--- start GIVEN RECORDS ---
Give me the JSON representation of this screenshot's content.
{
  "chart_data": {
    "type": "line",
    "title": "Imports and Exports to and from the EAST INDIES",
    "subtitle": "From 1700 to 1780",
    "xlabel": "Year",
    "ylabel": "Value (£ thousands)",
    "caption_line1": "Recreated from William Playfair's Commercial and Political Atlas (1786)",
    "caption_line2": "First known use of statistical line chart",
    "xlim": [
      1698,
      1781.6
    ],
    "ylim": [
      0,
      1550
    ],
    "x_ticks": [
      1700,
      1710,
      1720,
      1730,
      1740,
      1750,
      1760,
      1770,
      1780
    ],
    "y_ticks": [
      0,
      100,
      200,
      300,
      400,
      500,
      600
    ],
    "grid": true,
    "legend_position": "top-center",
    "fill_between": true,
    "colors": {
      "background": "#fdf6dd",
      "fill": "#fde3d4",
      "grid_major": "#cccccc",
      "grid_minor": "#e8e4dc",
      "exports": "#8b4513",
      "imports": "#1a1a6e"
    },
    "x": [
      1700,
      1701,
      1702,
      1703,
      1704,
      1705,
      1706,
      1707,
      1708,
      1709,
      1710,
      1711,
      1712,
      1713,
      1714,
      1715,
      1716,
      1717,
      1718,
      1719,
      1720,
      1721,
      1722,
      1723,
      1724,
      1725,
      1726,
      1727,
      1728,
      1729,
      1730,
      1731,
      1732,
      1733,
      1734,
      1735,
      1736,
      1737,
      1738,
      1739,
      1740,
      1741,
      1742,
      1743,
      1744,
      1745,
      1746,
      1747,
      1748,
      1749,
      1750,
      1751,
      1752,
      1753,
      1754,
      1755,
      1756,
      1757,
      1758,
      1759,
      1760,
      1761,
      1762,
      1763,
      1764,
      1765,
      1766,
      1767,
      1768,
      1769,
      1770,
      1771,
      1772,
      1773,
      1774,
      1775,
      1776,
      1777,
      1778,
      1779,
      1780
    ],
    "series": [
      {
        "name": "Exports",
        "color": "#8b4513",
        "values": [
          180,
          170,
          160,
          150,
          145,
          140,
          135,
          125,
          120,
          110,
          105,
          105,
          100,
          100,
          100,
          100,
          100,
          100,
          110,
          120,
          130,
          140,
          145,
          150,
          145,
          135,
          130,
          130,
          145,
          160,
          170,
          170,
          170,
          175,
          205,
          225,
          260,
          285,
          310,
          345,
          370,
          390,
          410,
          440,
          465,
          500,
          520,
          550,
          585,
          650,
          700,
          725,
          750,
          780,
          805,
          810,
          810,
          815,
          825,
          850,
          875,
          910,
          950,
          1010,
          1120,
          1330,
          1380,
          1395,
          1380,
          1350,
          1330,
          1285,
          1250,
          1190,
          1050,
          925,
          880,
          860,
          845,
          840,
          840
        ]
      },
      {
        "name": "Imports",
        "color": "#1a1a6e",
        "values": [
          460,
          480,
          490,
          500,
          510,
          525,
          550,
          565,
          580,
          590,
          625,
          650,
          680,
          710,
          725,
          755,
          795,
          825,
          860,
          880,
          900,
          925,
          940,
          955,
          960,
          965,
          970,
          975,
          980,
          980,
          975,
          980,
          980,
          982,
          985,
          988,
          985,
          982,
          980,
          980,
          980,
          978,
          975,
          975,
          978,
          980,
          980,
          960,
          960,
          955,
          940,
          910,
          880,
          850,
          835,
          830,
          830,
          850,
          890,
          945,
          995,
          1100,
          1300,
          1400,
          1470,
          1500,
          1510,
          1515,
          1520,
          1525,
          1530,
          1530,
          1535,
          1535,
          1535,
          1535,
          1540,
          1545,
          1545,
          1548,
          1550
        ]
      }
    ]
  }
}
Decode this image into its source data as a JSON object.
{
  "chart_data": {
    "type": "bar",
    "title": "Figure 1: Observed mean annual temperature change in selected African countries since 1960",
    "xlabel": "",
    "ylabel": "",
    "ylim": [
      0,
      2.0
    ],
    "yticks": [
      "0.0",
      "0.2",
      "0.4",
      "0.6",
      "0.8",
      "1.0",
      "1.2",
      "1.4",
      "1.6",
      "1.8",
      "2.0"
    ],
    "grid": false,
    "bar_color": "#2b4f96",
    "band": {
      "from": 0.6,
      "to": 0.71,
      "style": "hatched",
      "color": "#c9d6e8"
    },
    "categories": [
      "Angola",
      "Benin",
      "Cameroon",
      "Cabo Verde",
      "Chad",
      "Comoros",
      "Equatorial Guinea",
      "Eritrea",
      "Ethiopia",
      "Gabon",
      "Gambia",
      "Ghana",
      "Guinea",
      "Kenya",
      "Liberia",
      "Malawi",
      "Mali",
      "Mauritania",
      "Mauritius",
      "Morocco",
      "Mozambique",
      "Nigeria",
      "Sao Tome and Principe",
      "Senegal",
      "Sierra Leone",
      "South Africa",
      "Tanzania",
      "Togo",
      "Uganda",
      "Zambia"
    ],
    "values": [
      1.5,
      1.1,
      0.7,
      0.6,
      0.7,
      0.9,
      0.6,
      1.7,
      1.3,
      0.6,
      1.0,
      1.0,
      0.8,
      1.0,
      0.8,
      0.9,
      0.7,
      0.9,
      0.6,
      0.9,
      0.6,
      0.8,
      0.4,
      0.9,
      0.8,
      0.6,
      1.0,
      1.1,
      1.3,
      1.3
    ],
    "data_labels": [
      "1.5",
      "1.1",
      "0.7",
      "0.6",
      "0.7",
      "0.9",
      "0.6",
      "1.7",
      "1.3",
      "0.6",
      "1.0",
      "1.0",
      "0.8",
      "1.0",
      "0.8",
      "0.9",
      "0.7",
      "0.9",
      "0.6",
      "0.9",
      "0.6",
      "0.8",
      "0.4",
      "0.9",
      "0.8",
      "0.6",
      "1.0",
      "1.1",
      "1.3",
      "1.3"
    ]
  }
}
--- end GIVEN RECORDS ---
Transcribe all of the entries without altering anything.

ANSWER IN FULL ▸
Give me the JSON representation of this screenshot's content.
{
  "chart_data": {
    "type": "line",
    "title": "Imports and Exports to and from the EAST INDIES",
    "subtitle": "From 1700 to 1780",
    "xlabel": "Year",
    "ylabel": "Value (£ thousands)",
    "caption_line1": "Recreated from William Playfair's Commercial and Political Atlas (1786)",
    "caption_line2": "First known use of statistical line chart",
    "xlim": [
      1698,
      1781.6
    ],
    "ylim": [
      0,
      1550
    ],
    "x_ticks": [
      1700,
      1710,
      1720,
      1730,
      1740,
      1750,
      1760,
      1770,
      1780
    ],
    "y_ticks": [
      0,
      100,
      200,
      300,
      400,
      500,
      600
    ],
    "grid": true,
    "legend_position": "top-center",
    "fill_between": true,
    "colors": {
      "background": "#fdf6dd",
      "fill": "#fde3d4",
      "grid_major": "#cccccc",
      "grid_minor": "#e8e4dc",
      "exports": "#8b4513",
      "imports": "#1a1a6e"
    },
    "x": [
      1700,
      1701,
      1702,
      1703,
      1704,
      1705,
      1706,
      1707,
      1708,
      1709,
      1710,
      1711,
      1712,
      1713,
      1714,
      1715,
      1716,
      1717,
      1718,
      1719,
      1720,
      1721,
      1722,
      1723,
      1724,
      1725,
      1726,
      1727,
      1728,
      1729,
      1730,
      1731,
      1732,
      1733,
      1734,
      1735,
      1736,
      1737,
      1738,
      1739,
      1740,
      1741,
      1742,
      1743,
      1744,
      1745,
      1746,
      1747,
      1748,
      1749,
      1750,
      1751,
      1752,
      1753,
      1754,
      1755,
      1756,
      1757,
      1758,
      1759,
      1760,
      1761,
      1762,
      1763,
      1764,
      1765,
      1766,
      1767,
      1768,
      1769,
      1770,
      1771,
      1772,
      1773,
      1774,
      1775,
      1776,
      1777,
      1778,
      1779,
      1780
    ],
    "series": [
      {
        "name": "Exports",
        "color": "#8b4513",
        "values": [
          180,
          170,
          160,
          150,
          145,
          140,
          135,
          125,
          120,
          110,
          105,
          105,
          100,
          100,
          100,
          100,
          100,
          100,
          110,
          120,
          130,
          140,
          145,
          150,
          145,
          135,
          130,
          130,
          145,
          160,
          170,
          170,
          170,
          175,
          205,
          225,
          260,
          285,
          310,
          345,
          370,
          390,
          410,
          440,
          465,
          500,
          520,
          550,
          585,
          650,
          700,
          725,
          750,
          780,
          805,
          810,
          810,
          815,
          825,
          850,
          875,
          910,
          950,
          1010,
          1120,
          1330,
          1380,
          1395,
          1380,
          1350,
          1330,
          1285,
          1250,
          1190,
          1050,
          925,
          880,
          860,
          845,
          840,
          840
        ]
      },
      {
        "name": "Imports",
        "color": "#1a1a6e",
        "values": [
          460,
          480,
          490,
          500,
          510,
          525,
          550,
          565,
          580,
          590,
          625,
          650,
          680,
          710,
          725,
          755,
          795,
          825,
          860,
          880,
          900,
          925,
          940,
          955,
          960,
          965,
          970,
          975,
          980,
          980,
          975,
          980,
          980,
          982,
          985,
          988,
          985,
          982,
          980,
          980,
          980,
          978,
          975,
          975,
          978,
          980,
          980,
          960,
          960,
          955,
          940,
          910,
          880,
          850,
          835,
          830,
          830,
          850,
          890,
          945,
          995,
          1100,
          1300,
          1400,
          1470,
          1500,
          1510,
          1515,
          1520,
          1525,
          1530,
          1530,
          1535,
          1535,
          1535,
          1535,
          1540,
          1545,
          1545,
          1548,
          1550
        ]
      }
    ]
  }
}
Decode this image into its source data as a JSON object.
{
  "chart_data": {
    "type": "bar",
    "title": "Figure 1: Observed mean annual temperature change in selected African countries since 1960",
    "xlabel": "",
    "ylabel": "",
    "ylim": [
      0,
      2.0
    ],
    "yticks": [
      "0.0",
      "0.2",
      "0.4",
      "0.6",
      "0.8",
      "1.0",
      "1.2",
      "1.4",
      "1.6",
      "1.8",
      "2.0"
    ],
    "grid": false,
    "bar_color": "#2b4f96",
    "band": {
      "from": 0.6,
      "to": 0.71,
      "style": "hatched",
      "color": "#c9d6e8"
    },
    "categories": [
      "Angola",
      "Benin",
      "Cameroon",
      "Cabo Verde",
      "Chad",
      "Comoros",
      "Equatorial Guinea",
      "Eritrea",
      "Ethiopia",
      "Gabon",
      "Gambia",
      "Ghana",
      "Guinea",
      "Kenya",
      "Liberia",
      "Malawi",
      "Mali",
      "Mauritania",
      "Mauritius",
      "Morocco",
      "Mozambique",
      "Nigeria",
      "Sao Tome and Principe",
      "Senegal",
      "Sierra Leone",
      "South Africa",
      "Tanzania",
      "Togo",
      "Uganda",
      "Zambia"
    ],
    "values": [
      1.5,
      1.1,
      0.7,
      0.6,
      0.7,
      0.9,
      0.6,
      1.7,
      1.3,
      0.6,
      1.0,
      1.0,
      0.8,
      1.0,
      0.8,
      0.9,
      0.7,
      0.9,
      0.6,
      0.9,
      0.6,
      0.8,
      0.4,
      0.9,
      0.8,
      0.6,
      1.0,
      1.1,
      1.3,
      1.3
    ],
    "data_labels": [
      "1.5",
      "1.1",
      "0.7",
      "0.6",
      "0.7",
      "0.9",
      "0.6",
      "1.7",
      "1.3",
      "0.6",
      "1.0",
      "1.0",
      "0.8",
      "1.0",
      "0.8",
      "0.9",
      "0.7",
      "0.9",
      "0.6",
      "0.9",
      "0.6",
      "0.8",
      "0.4",
      "0.9",
      "0.8",
      "0.6",
      "1.0",
      "1.1",
      "1.3",
      "1.3"
    ]
  }
}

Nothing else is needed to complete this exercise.